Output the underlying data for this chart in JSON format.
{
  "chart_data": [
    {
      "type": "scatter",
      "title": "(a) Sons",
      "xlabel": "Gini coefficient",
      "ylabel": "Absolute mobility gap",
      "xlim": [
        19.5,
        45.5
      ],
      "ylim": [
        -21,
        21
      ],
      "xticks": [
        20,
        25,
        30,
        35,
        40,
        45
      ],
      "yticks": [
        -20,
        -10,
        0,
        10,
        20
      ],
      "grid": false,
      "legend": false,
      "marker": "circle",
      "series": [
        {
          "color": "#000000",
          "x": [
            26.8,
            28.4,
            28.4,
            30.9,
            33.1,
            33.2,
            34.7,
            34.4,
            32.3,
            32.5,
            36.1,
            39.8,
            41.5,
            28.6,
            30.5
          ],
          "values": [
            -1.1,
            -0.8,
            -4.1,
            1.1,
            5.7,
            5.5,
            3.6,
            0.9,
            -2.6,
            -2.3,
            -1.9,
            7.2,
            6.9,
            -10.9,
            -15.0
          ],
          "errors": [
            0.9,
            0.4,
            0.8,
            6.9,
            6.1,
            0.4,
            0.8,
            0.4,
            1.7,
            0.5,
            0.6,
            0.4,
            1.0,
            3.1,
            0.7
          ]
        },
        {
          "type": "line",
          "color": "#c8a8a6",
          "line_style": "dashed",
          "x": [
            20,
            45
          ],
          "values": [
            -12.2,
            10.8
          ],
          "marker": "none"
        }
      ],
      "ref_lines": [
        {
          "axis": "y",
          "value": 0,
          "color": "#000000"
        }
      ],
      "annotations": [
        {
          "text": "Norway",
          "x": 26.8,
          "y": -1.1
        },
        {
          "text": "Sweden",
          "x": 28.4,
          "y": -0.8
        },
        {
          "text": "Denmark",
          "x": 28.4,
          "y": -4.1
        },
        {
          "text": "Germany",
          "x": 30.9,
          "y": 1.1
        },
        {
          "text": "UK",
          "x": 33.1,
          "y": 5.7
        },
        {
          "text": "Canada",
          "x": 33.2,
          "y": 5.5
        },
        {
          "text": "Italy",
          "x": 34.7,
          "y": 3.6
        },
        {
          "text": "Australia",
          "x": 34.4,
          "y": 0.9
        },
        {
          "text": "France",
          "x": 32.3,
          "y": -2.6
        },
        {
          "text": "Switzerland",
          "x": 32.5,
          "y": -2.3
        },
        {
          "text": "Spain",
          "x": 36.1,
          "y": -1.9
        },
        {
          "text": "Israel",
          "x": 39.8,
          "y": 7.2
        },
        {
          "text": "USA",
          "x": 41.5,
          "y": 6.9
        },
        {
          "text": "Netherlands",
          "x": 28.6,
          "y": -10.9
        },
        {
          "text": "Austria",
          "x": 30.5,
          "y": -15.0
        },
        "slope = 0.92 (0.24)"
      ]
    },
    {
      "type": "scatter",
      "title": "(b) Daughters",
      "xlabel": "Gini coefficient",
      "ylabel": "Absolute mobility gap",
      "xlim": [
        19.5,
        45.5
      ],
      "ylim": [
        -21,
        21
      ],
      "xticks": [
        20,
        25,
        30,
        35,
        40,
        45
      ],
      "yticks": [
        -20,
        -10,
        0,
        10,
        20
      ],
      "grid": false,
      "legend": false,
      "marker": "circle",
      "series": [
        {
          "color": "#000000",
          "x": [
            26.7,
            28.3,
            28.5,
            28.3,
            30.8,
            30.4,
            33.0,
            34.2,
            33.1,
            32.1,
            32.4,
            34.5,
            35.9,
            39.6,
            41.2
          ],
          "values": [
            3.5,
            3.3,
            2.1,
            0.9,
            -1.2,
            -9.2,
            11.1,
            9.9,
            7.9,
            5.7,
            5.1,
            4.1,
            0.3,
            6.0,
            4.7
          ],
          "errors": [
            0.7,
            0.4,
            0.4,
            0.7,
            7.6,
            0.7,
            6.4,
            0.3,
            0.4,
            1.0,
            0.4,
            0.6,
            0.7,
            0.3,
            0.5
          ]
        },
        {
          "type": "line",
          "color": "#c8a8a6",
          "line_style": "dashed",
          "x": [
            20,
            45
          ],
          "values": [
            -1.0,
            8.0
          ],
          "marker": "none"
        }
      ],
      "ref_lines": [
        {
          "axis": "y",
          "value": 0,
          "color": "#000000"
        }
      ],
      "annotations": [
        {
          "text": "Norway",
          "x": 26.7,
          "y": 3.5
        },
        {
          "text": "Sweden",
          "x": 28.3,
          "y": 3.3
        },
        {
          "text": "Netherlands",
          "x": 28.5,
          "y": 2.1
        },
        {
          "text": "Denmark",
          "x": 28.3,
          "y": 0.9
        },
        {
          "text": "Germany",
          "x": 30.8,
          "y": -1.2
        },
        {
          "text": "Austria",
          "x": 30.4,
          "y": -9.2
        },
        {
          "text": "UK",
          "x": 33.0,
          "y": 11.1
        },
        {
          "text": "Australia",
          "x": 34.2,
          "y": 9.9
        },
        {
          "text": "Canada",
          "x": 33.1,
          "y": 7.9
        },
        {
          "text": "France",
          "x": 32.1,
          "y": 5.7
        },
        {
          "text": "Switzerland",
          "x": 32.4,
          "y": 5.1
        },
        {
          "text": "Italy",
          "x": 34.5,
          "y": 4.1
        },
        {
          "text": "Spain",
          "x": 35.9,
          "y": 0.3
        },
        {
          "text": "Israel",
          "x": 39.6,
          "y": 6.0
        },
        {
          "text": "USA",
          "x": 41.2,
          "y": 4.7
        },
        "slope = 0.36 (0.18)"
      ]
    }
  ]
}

========================================

■ Work to complete
All of the lines above need to be given again exactly.

■ Exercise output
Output the underlying data for this chart in JSON format.
{
  "chart_data": [
    {
      "type": "scatter",
      "title": "(a) Sons",
      "xlabel": "Gini coefficient",
      "ylabel": "Absolute mobility gap",
      "xlim": [
        19.5,
        45.5
      ],
      "ylim": [
        -21,
        21
      ],
      "xticks": [
        20,
        25,
        30,
        35,
        40,
        45
      ],
      "yticks": [
        -20,
        -10,
        0,
        10,
        20
      ],
      "grid": false,
      "legend": false,
      "marker": "circle",
      "series": [
        {
          "color": "#000000",
          "x": [
            26.8,
            28.4,
            28.4,
            30.9,
            33.1,
            33.2,
            34.7,
            34.4,
            32.3,
            32.5,
            36.1,
            39.8,
            41.5,
            28.6,
            30.5
          ],
          "values": [
            -1.1,
            -0.8,
            -4.1,
            1.1,
            5.7,
            5.5,
            3.6,
            0.9,
            -2.6,
            -2.3,
            -1.9,
            7.2,
            6.9,
            -10.9,
            -15.0
          ],
          "errors": [
            0.9,
            0.4,
            0.8,
            6.9,
            6.1,
            0.4,
            0.8,
            0.4,
            1.7,
            0.5,
            0.6,
            0.4,
            1.0,
            3.1,
            0.7
          ]
        },
        {
          "type": "line",
          "color": "#c8a8a6",
          "line_style": "dashed",
          "x": [
            20,
            45
          ],
          "values": [
            -12.2,
            10.8
          ],
          "marker": "none"
        }
      ],
      "ref_lines": [
        {
          "axis": "y",
          "value": 0,
          "color": "#000000"
        }
      ],
      "annotations": [
        {
          "text": "Norway",
          "x": 26.8,
          "y": -1.1
        },
        {
          "text": "Sweden",
          "x": 28.4,
          "y": -0.8
        },
        {
          "text": "Denmark",
          "x": 28.4,
          "y": -4.1
        },
        {
          "text": "Germany",
          "x": 30.9,
          "y": 1.1
        },
        {
          "text": "UK",
          "x": 33.1,
          "y": 5.7
        },
        {
          "text": "Canada",
          "x": 33.2,
          "y": 5.5
        },
        {
          "text": "Italy",
          "x": 34.7,
          "y": 3.6
        },
        {
          "text": "Australia",
          "x": 34.4,
          "y": 0.9
        },
        {
          "text": "France",
          "x": 32.3,
          "y": -2.6
        },
        {
          "text": "Switzerland",
          "x": 32.5,
          "y": -2.3
        },
        {
          "text": "Spain",
          "x": 36.1,
          "y": -1.9
        },
        {
          "text": "Israel",
          "x": 39.8,
          "y": 7.2
        },
        {
          "text": "USA",
          "x": 41.5,
          "y": 6.9
        },
        {
          "text": "Netherlands",
          "x": 28.6,
          "y": -10.9
        },
        {
          "text": "Austria",
          "x": 30.5,
          "y": -15.0
        },
        "slope = 0.92 (0.24)"
      ]
    },
    {
      "type": "scatter",
      "title": "(b) Daughters",
      "xlabel": "Gini coefficient",
      "ylabel": "Absolute mobility gap",
      "xlim": [
        19.5,
        45.5
      ],
      "ylim": [
        -21,
        21
      ],
      "xticks": [
        20,
        25,
        30,
        35,
        40,
        45
      ],
      "yticks": [
        -20,
        -10,
        0,
        10,
        20
      ],
      "grid": false,
      "legend": false,
      "marker": "circle",
      "series": [
        {
          "color": "#000000",
          "x": [
            26.7,
            28.3,
            28.5,
            28.3,
            30.8,
            30.4,
            33.0,
            34.2,
            33.1,
            32.1,
            32.4,
            34.5,
            35.9,
            39.6,
            41.2
          ],
          "values": [
            3.5,
            3.3,
            2.1,
            0.9,
            -1.2,
            -9.2,
            11.1,
            9.9,
            7.9,
            5.7,
            5.1,
            4.1,
            0.3,
            6.0,
            4.7
          ],
          "errors": [
            0.7,
            0.4,
            0.4,
            0.7,
            7.6,
            0.7,
            6.4,
            0.3,
            0.4,
            1.0,
            0.4,
            0.6,
            0.7,
            0.3,
            0.5
          ]
        },
        {
          "type": "line",
          "color": "#c8a8a6",
          "line_style": "dashed",
          "x": [
            20,
            45
          ],
          "values": [
            -1.0,
            8.0
          ],
          "marker": "none"
        }
      ],
      "ref_lines": [
        {
          "axis": "y",
          "value": 0,
          "color": "#000000"
        }
      ],
      "annotations": [
        {
          "text": "Norway",
          "x": 26.7,
          "y": 3.5
        },
        {
          "text": "Sweden",
          "x": 28.3,
          "y": 3.3
        },
        {
          "text": "Netherlands",
          "x": 28.5,
          "y": 2.1
        },
        {
          "text": "Denmark",
          "x": 28.3,
          "y": 0.9
        },
        {
          "text": "Germany",
          "x": 30.8,
          "y": -1.2
        },
        {
          "text": "Austria",
          "x": 30.4,
          "y": -9.2
        },
        {
          "text": "UK",
          "x": 33.0,
          "y": 11.1
        },
        {
          "text": "Australia",
          "x": 34.2,
          "y": 9.9
        },
        {
          "text": "Canada",
          "x": 33.1,
          "y": 7.9
        },
        {
          "text": "France",
          "x": 32.1,
          "y": 5.7
        },
        {
          "text": "Switzerland",
          "x": 32.4,
          "y": 5.1
        },
        {
          "text": "Italy",
          "x": 34.5,
          "y": 4.1
        },
        {
          "text": "Spain",
          "x": 35.9,
          "y": 0.3
        },
        {
          "text": "Israel",
          "x": 39.6,
          "y": 6.0
        },
        {
          "text": "USA",
          "x": 41.2,
          "y": 4.7
        },
        "slope = 0.36 (0.18)"
      ]
    }
  ]
}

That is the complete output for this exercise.